── TASK INPUT ──

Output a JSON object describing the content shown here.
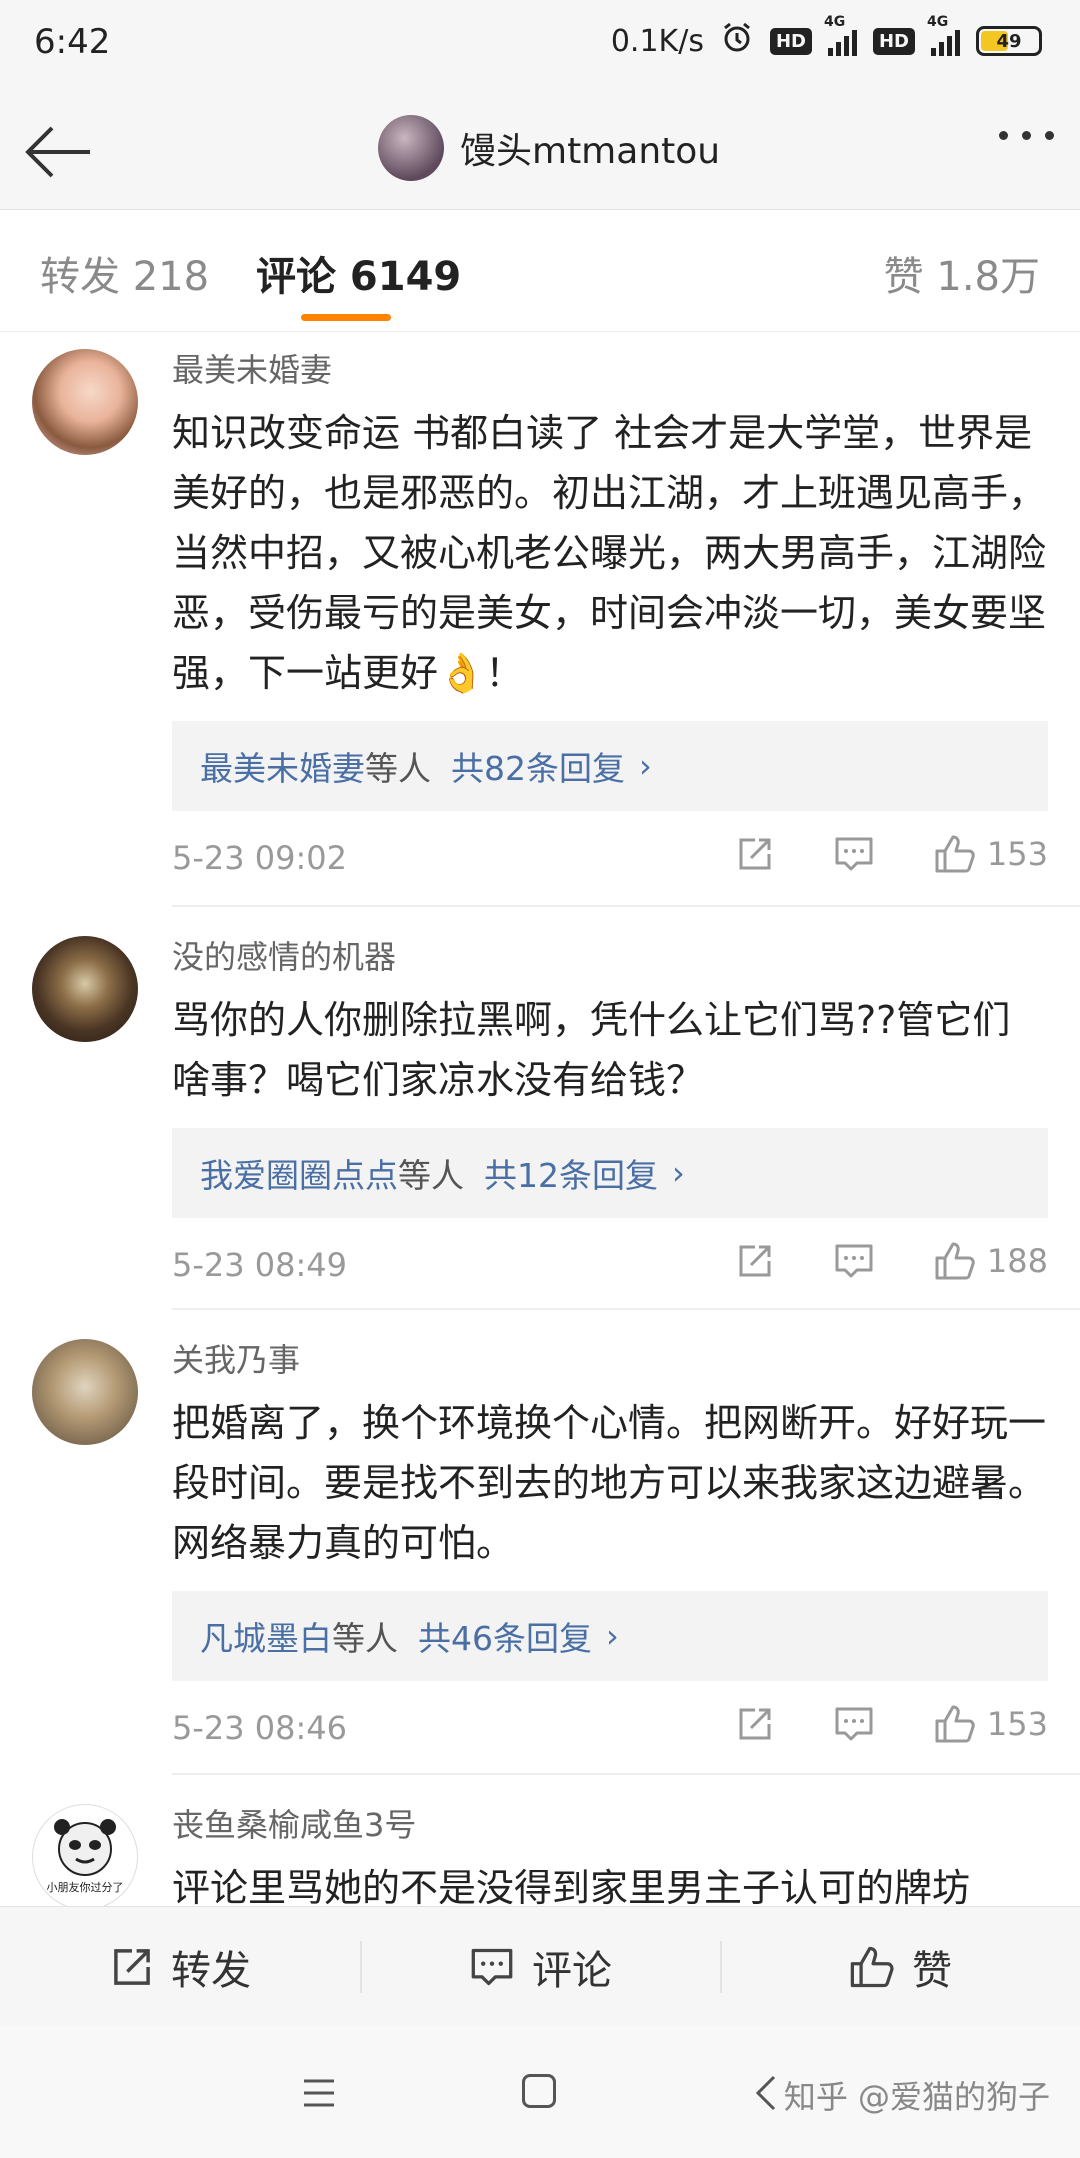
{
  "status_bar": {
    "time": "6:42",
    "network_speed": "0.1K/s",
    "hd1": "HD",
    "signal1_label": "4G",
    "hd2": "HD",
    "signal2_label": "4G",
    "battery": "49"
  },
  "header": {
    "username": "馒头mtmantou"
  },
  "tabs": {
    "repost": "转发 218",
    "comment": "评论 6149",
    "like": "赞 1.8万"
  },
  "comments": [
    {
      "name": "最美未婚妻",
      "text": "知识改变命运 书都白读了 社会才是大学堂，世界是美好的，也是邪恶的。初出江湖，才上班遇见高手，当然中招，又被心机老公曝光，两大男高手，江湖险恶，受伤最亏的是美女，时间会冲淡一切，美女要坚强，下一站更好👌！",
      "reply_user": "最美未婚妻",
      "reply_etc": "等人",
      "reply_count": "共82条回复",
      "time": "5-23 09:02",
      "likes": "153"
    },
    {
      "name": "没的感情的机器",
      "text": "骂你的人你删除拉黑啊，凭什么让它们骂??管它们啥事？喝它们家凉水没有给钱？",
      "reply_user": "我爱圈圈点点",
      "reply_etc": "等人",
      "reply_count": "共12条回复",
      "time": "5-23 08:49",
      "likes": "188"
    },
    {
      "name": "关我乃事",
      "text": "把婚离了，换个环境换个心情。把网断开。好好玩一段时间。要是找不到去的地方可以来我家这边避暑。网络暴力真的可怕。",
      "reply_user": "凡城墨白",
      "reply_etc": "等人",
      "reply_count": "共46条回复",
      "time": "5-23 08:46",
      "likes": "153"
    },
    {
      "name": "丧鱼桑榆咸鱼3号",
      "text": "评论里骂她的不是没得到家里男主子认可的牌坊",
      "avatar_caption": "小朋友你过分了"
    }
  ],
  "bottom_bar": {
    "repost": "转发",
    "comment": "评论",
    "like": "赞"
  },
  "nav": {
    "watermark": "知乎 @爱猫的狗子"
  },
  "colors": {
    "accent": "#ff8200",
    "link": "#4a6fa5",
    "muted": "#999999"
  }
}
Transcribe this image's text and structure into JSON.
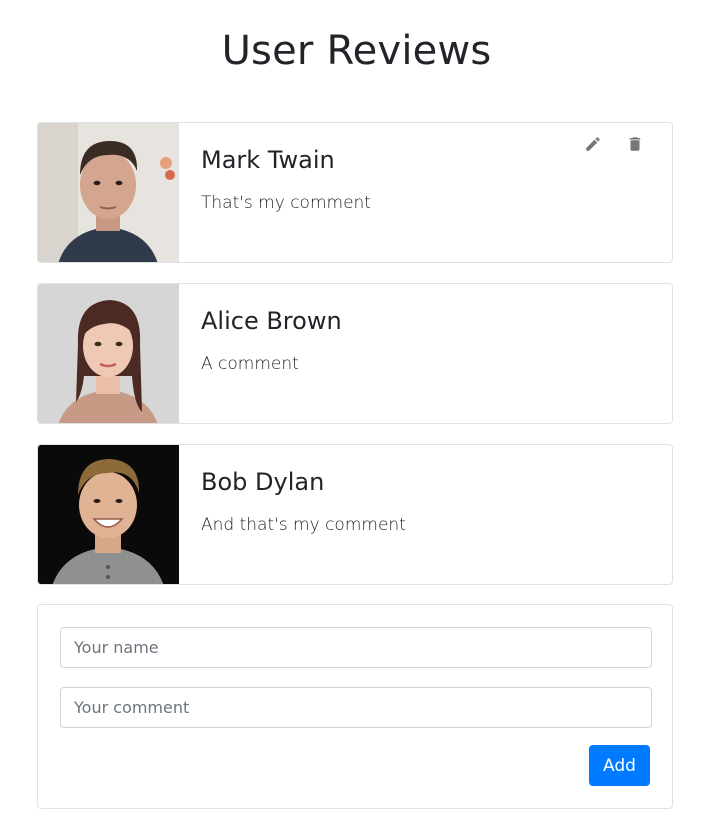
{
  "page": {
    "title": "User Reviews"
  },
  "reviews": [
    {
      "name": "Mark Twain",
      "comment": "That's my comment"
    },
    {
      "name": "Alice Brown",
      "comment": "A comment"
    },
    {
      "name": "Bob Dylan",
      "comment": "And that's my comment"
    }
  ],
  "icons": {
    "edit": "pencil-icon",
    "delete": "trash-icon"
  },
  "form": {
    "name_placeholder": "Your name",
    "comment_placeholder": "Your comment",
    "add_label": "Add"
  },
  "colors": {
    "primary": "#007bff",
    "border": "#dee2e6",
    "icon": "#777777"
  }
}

───
── TASK INPUT ──

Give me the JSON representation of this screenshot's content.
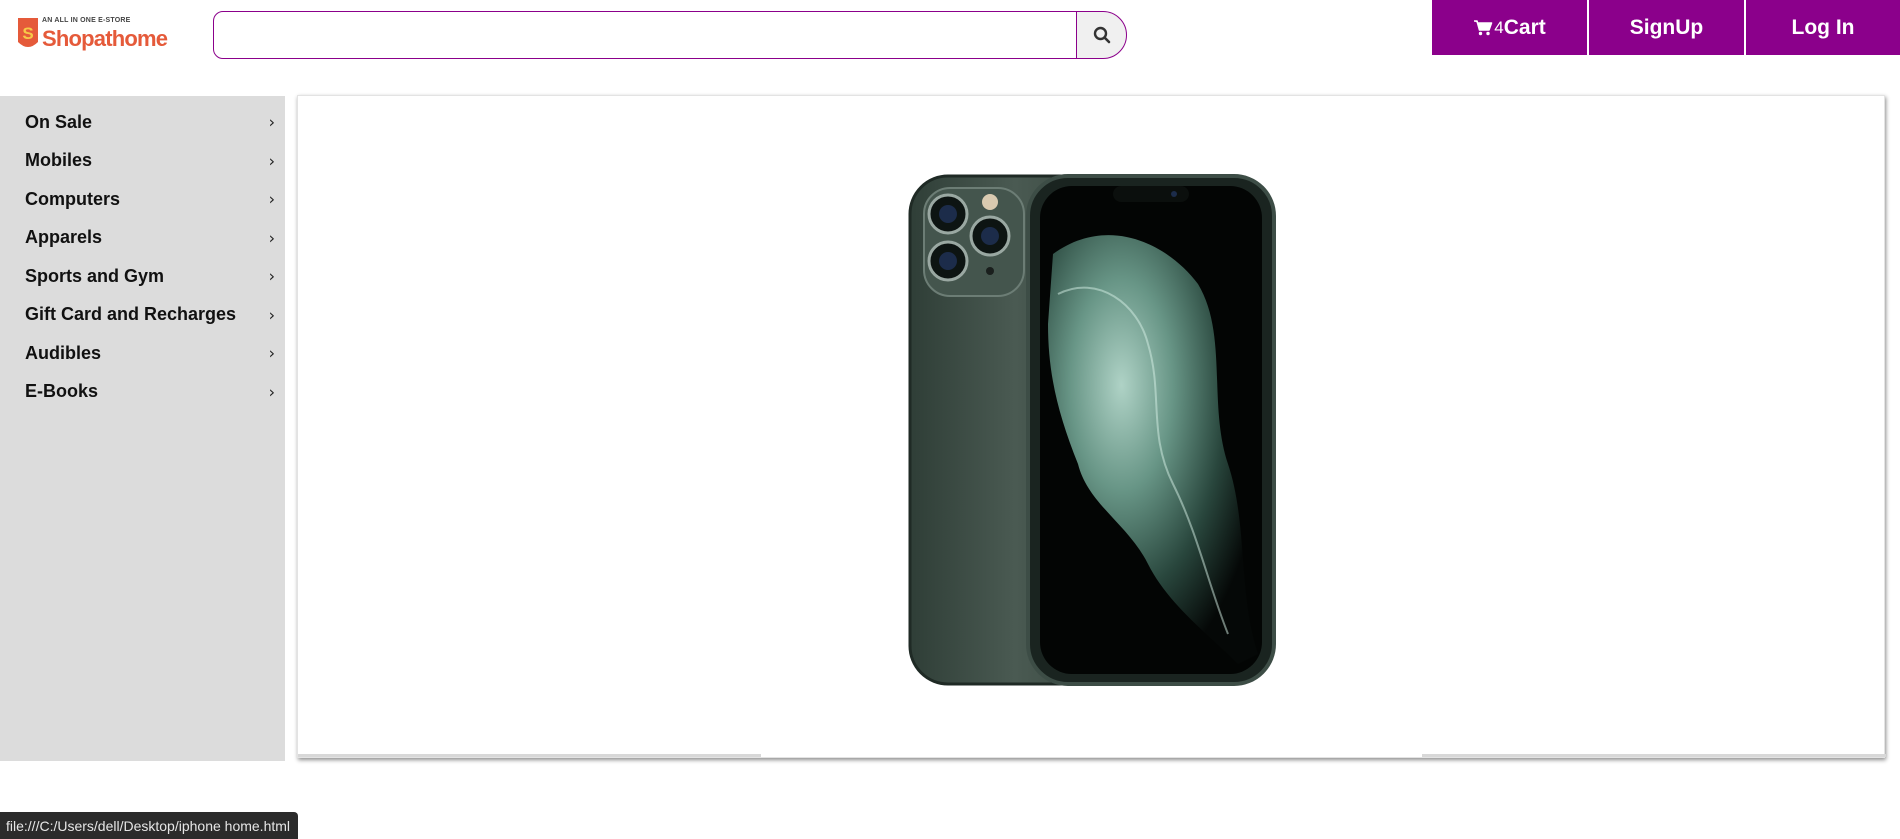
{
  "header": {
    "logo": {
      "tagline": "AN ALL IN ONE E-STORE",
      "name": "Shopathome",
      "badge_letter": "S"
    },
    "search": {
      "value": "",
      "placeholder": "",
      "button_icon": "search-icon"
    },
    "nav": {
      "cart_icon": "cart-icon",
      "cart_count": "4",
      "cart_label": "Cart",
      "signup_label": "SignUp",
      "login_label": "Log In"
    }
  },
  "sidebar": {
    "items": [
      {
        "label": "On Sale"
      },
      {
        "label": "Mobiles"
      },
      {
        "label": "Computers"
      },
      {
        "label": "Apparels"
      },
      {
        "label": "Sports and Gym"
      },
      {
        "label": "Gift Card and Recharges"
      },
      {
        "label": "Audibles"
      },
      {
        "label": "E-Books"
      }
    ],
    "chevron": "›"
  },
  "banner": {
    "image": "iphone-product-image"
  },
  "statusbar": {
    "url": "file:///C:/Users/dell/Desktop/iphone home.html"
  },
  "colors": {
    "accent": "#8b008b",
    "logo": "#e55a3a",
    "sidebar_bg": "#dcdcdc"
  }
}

───
── TASK INPUT ──

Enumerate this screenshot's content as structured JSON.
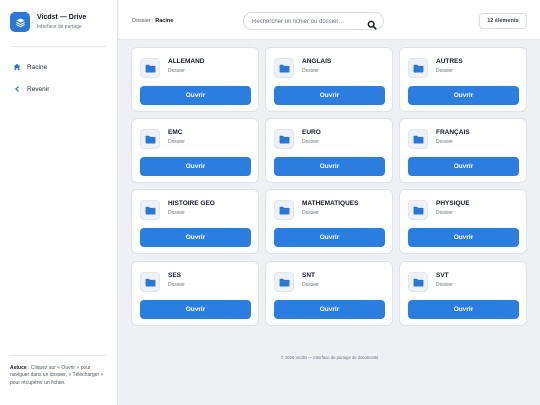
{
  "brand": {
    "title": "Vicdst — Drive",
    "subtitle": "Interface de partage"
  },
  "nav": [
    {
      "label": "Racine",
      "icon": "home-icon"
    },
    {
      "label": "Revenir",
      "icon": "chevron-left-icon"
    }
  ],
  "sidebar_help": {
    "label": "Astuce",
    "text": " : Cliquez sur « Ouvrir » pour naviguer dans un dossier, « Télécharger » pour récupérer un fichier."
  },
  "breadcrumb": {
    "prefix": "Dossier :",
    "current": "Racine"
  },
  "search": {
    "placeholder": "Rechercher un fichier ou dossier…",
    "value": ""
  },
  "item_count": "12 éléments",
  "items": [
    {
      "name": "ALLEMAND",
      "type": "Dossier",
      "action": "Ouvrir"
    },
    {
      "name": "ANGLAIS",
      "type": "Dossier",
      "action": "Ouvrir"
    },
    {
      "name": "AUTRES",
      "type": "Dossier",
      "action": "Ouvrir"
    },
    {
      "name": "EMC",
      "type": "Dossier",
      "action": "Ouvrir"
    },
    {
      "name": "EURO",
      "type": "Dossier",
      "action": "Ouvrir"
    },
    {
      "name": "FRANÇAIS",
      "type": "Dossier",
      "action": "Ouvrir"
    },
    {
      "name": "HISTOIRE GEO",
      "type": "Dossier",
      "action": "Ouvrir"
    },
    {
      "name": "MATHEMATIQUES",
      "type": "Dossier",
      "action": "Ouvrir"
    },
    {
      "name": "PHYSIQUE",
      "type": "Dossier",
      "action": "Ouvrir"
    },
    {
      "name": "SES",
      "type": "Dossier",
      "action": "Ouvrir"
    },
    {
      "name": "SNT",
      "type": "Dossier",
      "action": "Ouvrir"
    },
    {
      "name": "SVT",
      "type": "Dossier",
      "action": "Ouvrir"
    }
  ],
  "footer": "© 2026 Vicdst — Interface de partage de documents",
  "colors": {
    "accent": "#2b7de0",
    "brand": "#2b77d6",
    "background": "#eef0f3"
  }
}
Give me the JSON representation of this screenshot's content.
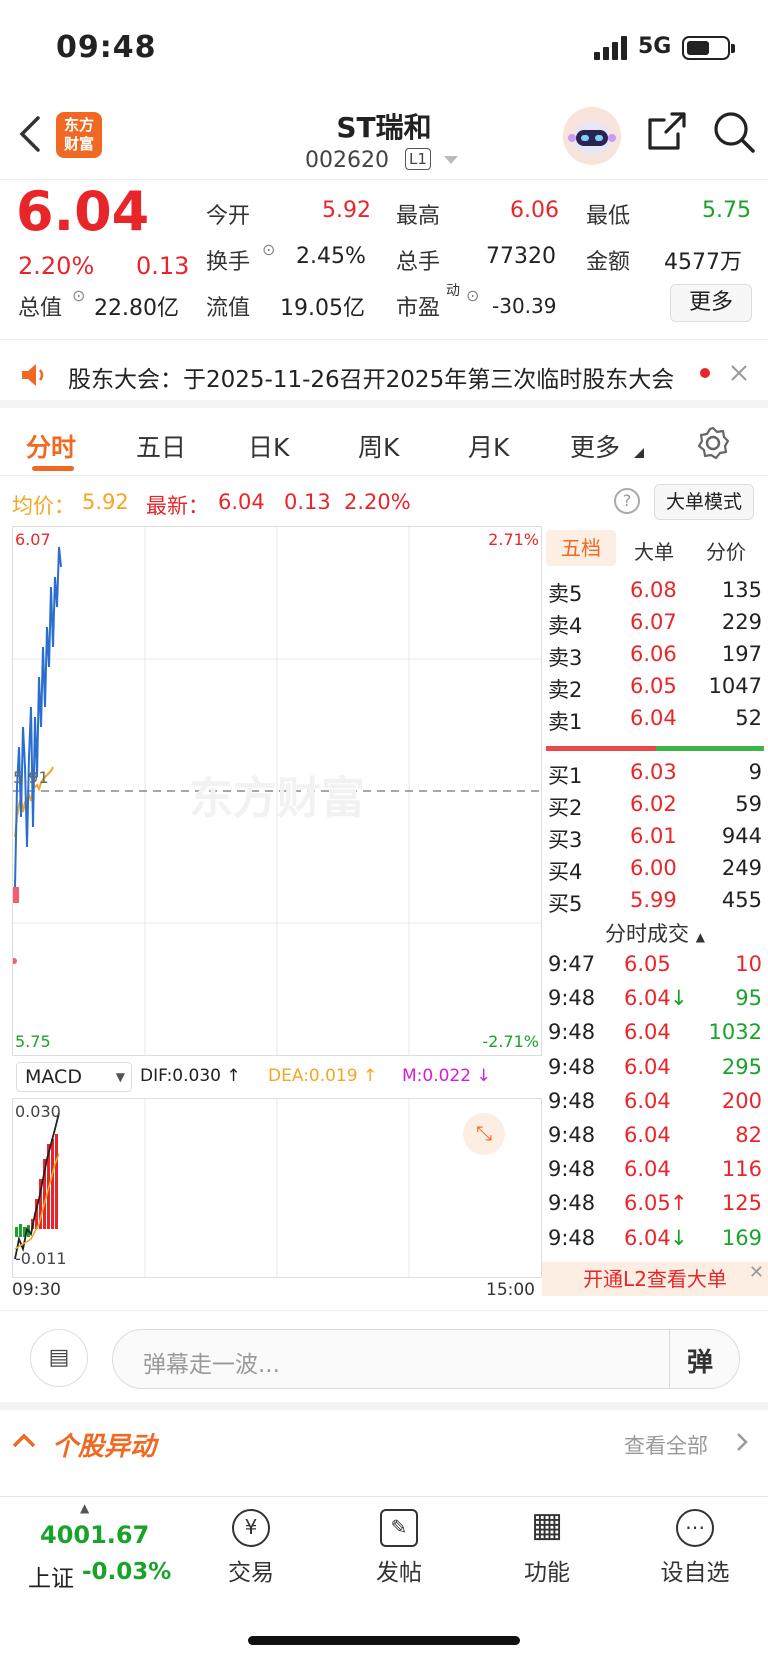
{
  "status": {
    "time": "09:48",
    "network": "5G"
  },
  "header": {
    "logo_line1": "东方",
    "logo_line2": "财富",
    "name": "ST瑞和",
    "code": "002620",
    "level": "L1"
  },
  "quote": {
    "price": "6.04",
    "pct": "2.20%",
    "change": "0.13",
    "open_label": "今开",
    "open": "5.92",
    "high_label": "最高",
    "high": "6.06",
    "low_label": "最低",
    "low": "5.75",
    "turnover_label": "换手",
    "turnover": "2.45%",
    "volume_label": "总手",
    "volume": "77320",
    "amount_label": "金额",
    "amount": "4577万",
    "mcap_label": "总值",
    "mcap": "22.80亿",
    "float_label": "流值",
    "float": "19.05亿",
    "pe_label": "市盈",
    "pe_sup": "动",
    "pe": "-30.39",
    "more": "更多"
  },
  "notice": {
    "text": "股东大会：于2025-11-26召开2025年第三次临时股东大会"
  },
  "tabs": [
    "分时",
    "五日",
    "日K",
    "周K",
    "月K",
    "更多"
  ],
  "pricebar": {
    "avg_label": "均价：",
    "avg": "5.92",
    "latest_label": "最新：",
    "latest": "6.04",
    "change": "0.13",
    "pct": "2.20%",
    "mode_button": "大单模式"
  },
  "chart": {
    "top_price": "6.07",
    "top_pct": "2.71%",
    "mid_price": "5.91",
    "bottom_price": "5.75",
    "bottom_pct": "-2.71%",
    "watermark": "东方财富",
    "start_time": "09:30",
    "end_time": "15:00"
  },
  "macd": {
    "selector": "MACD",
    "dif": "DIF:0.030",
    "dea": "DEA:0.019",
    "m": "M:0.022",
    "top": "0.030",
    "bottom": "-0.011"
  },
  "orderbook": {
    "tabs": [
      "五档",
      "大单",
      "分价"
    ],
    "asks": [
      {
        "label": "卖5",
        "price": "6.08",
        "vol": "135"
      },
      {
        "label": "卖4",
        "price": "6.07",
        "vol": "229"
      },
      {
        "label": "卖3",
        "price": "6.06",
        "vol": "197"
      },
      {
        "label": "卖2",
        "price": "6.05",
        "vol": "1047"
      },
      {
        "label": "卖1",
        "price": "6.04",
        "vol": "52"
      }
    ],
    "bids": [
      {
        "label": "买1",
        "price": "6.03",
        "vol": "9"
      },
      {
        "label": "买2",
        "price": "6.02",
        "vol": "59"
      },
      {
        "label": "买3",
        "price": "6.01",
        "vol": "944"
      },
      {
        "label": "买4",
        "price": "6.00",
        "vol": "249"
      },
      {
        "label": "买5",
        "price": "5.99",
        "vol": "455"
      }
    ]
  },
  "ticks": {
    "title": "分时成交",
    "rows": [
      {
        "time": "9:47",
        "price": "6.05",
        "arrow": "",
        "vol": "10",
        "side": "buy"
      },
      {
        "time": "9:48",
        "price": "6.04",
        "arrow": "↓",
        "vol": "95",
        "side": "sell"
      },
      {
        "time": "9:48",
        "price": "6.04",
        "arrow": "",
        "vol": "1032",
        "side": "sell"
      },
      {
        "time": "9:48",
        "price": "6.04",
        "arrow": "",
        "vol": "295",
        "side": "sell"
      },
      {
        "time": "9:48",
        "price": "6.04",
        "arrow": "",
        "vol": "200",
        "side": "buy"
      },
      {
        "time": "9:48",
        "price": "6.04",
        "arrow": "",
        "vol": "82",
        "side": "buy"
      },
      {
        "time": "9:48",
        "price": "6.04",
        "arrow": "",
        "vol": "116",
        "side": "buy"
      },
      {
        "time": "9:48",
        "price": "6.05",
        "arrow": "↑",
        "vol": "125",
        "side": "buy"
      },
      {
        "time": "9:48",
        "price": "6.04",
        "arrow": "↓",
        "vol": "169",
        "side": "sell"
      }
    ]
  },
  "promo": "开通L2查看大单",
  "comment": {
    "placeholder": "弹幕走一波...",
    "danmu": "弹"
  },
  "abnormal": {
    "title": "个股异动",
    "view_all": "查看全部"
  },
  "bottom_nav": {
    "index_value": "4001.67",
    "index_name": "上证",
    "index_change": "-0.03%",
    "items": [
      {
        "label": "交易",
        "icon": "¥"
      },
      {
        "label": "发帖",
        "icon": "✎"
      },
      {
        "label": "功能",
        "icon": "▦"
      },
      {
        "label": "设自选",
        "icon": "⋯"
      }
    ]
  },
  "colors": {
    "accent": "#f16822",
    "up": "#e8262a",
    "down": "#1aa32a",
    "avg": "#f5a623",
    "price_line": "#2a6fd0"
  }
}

───

▶ _THE REQUEST_
Pull every line containing "fichier" from the material above.

▶ _ANSWER TO THIS EXERCISE_
    "text": " : Cliquez sur « Ouvrir » pour naviguer dans un dossier, « Télécharger » pour récupérer un fichier."
    "placeholder": "Rechercher un fichier ou dossier…",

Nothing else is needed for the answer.